> **Directions**: Repeat every record below exactly, but leave out any pictures.

> **Material supplied**:

──────

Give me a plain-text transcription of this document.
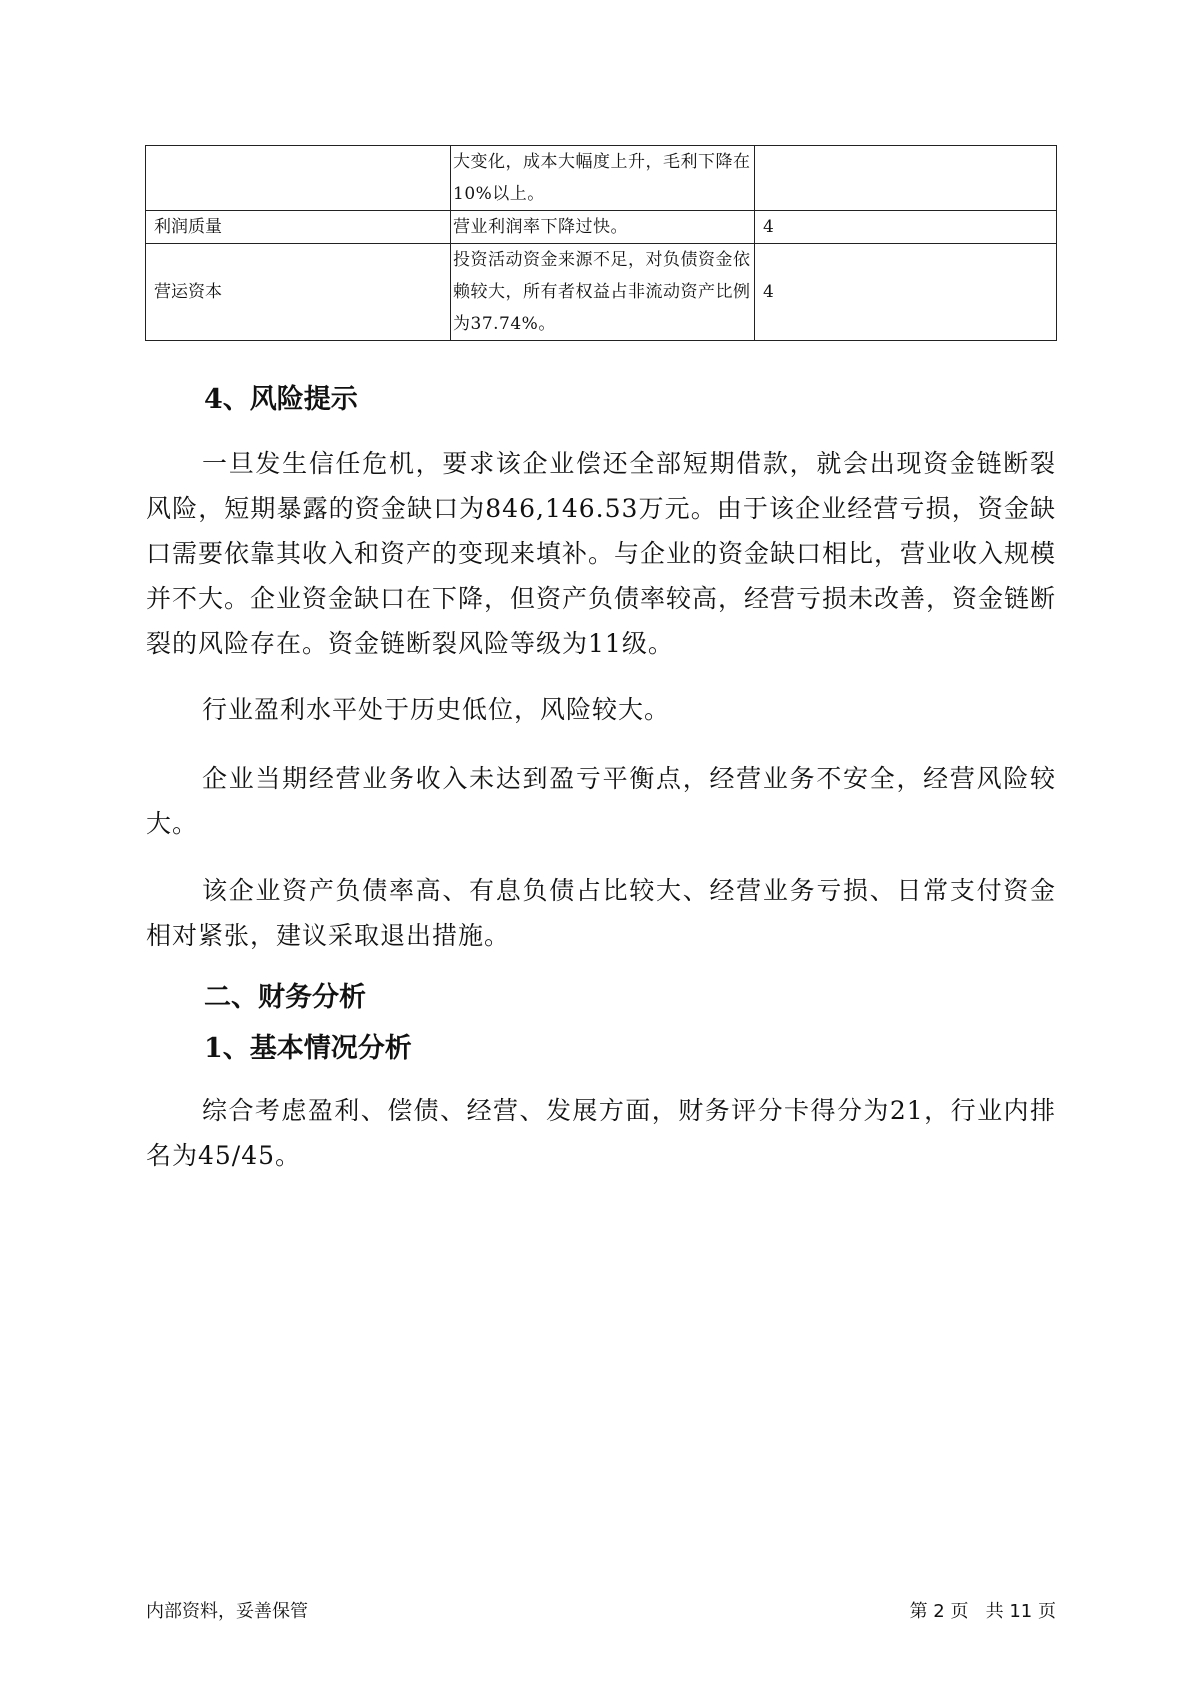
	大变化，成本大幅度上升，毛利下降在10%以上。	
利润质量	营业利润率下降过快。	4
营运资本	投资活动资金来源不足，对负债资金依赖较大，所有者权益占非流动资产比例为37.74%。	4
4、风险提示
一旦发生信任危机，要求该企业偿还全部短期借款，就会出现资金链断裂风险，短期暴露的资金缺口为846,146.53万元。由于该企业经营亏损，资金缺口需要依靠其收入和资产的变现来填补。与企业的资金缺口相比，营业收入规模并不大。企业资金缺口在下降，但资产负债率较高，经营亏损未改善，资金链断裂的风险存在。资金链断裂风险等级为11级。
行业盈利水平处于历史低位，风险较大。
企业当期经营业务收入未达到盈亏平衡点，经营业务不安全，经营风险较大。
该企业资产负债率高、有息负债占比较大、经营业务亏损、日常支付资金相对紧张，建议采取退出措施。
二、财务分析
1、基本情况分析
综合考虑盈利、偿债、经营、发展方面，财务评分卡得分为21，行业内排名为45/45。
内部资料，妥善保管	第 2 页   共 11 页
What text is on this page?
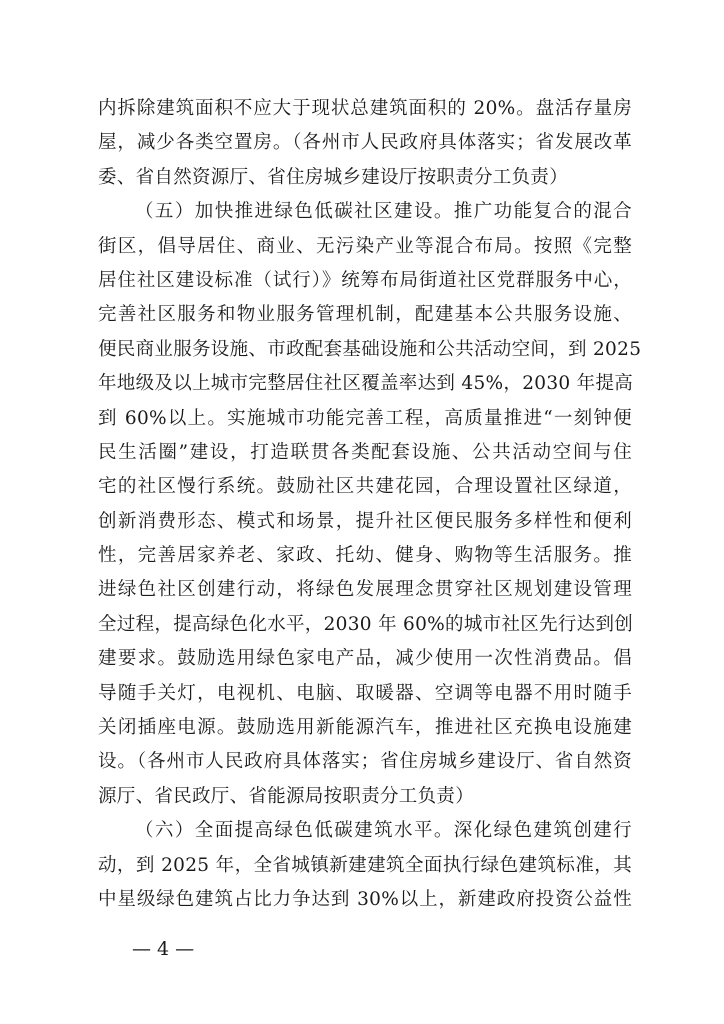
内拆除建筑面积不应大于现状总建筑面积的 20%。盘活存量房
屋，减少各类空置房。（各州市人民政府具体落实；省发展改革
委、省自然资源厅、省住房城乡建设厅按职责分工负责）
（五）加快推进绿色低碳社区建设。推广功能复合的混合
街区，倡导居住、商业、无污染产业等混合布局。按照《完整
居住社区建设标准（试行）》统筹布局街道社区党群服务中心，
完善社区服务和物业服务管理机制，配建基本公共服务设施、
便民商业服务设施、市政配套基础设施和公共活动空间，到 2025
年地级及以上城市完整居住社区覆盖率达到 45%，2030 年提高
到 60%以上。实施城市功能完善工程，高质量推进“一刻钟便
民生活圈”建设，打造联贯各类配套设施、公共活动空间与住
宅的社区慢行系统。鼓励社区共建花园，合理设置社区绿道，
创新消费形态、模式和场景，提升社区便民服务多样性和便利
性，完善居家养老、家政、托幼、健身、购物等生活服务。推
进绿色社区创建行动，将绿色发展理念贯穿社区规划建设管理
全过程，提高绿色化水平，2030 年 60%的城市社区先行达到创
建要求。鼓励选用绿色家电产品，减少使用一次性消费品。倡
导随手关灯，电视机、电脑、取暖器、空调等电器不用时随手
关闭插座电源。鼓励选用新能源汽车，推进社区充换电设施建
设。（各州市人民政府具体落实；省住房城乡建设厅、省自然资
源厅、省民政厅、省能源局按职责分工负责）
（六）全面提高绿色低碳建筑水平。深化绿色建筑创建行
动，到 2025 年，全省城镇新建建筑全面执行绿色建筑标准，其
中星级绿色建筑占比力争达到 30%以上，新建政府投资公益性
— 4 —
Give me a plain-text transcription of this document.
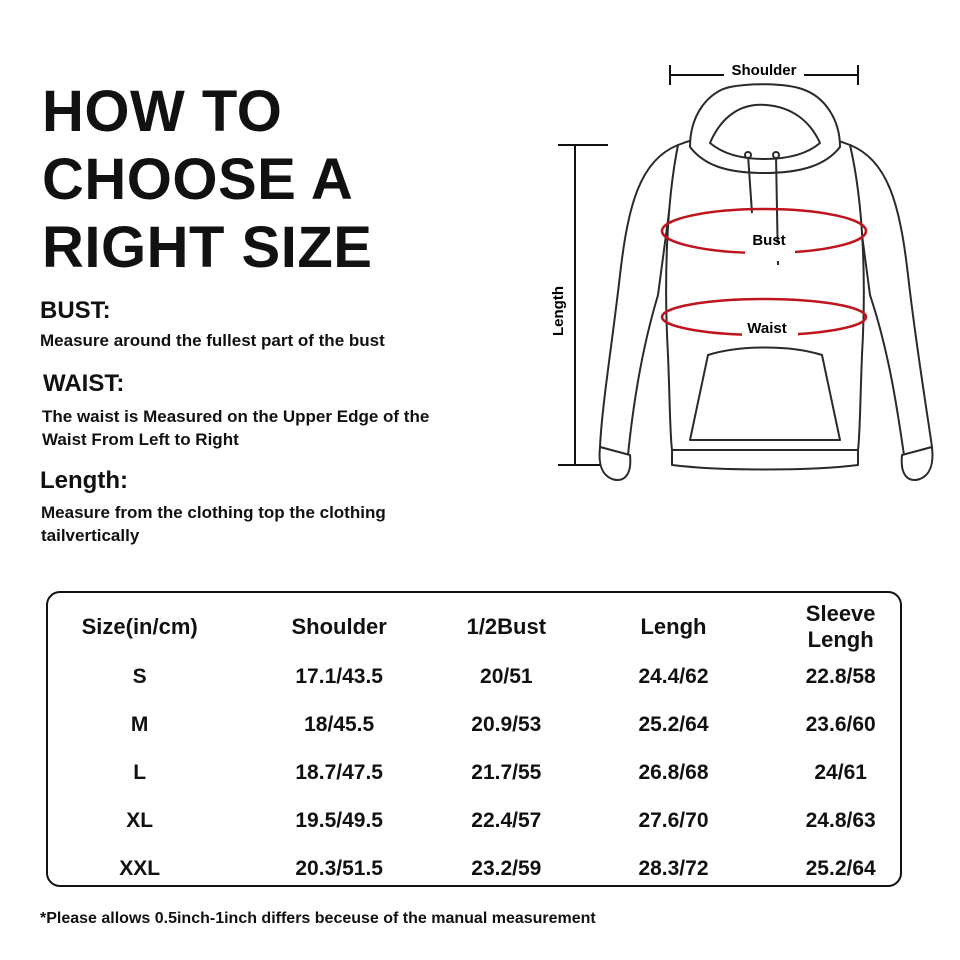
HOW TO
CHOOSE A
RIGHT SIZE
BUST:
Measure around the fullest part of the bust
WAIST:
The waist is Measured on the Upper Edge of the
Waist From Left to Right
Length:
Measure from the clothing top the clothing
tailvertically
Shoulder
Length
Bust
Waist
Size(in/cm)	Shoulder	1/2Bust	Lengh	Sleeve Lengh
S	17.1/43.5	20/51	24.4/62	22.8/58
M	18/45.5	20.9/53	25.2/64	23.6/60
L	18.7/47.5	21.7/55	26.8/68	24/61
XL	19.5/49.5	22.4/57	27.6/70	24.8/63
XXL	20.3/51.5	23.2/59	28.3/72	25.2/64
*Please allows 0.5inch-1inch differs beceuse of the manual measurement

──────

> **Result below**:
Give me a plain-text transcription of this document.
	大变化，成本大幅度上升，毛利下降在10%以上。	
利润质量	营业利润率下降过快。	4
营运资本	投资活动资金来源不足，对负债资金依赖较大，所有者权益占非流动资产比例为37.74%。	4
4、风险提示
一旦发生信任危机，要求该企业偿还全部短期借款，就会出现资金链断裂风险，短期暴露的资金缺口为846,146.53万元。由于该企业经营亏损，资金缺口需要依靠其收入和资产的变现来填补。与企业的资金缺口相比，营业收入规模并不大。企业资金缺口在下降，但资产负债率较高，经营亏损未改善，资金链断裂的风险存在。资金链断裂风险等级为11级。
行业盈利水平处于历史低位，风险较大。
企业当期经营业务收入未达到盈亏平衡点，经营业务不安全，经营风险较大。
该企业资产负债率高、有息负债占比较大、经营业务亏损、日常支付资金相对紧张，建议采取退出措施。
二、财务分析
1、基本情况分析
综合考虑盈利、偿债、经营、发展方面，财务评分卡得分为21，行业内排名为45/45。
内部资料，妥善保管	第 2 页   共 11 页
What text is on this page?
内拆除建筑面积不应大于现状总建筑面积的 20%。盘活存量房
屋，减少各类空置房。（各州市人民政府具体落实；省发展改革
委、省自然资源厅、省住房城乡建设厅按职责分工负责）
（五）加快推进绿色低碳社区建设。推广功能复合的混合
街区，倡导居住、商业、无污染产业等混合布局。按照《完整
居住社区建设标准（试行）》统筹布局街道社区党群服务中心，
完善社区服务和物业服务管理机制，配建基本公共服务设施、
便民商业服务设施、市政配套基础设施和公共活动空间，到 2025
年地级及以上城市完整居住社区覆盖率达到 45%，2030 年提高
到 60%以上。实施城市功能完善工程，高质量推进“一刻钟便
民生活圈”建设，打造联贯各类配套设施、公共活动空间与住
宅的社区慢行系统。鼓励社区共建花园，合理设置社区绿道，
创新消费形态、模式和场景，提升社区便民服务多样性和便利
性，完善居家养老、家政、托幼、健身、购物等生活服务。推
进绿色社区创建行动，将绿色发展理念贯穿社区规划建设管理
全过程，提高绿色化水平，2030 年 60%的城市社区先行达到创
建要求。鼓励选用绿色家电产品，减少使用一次性消费品。倡
导随手关灯，电视机、电脑、取暖器、空调等电器不用时随手
关闭插座电源。鼓励选用新能源汽车，推进社区充换电设施建
设。（各州市人民政府具体落实；省住房城乡建设厅、省自然资
源厅、省民政厅、省能源局按职责分工负责）
（六）全面提高绿色低碳建筑水平。深化绿色建筑创建行
动，到 2025 年，全省城镇新建建筑全面执行绿色建筑标准，其
中星级绿色建筑占比力争达到 30%以上，新建政府投资公益性
— 4 —
Give me a plain-text transcription of this document.
HOW TO
CHOOSE A
RIGHT SIZE
BUST:
Measure around the fullest part of the bust
WAIST:
The waist is Measured on the Upper Edge of the
Waist From Left to Right
Length:
Measure from the clothing top the clothing
tailvertically
Shoulder
Length
Bust
Waist
Size(in/cm)	Shoulder	1/2Bust	Lengh	Sleeve Lengh
S	17.1/43.5	20/51	24.4/62	22.8/58
M	18/45.5	20.9/53	25.2/64	23.6/60
L	18.7/47.5	21.7/55	26.8/68	24/61
XL	19.5/49.5	22.4/57	27.6/70	24.8/63
XXL	20.3/51.5	23.2/59	28.3/72	25.2/64
*Please allows 0.5inch-1inch differs beceuse of the manual measurement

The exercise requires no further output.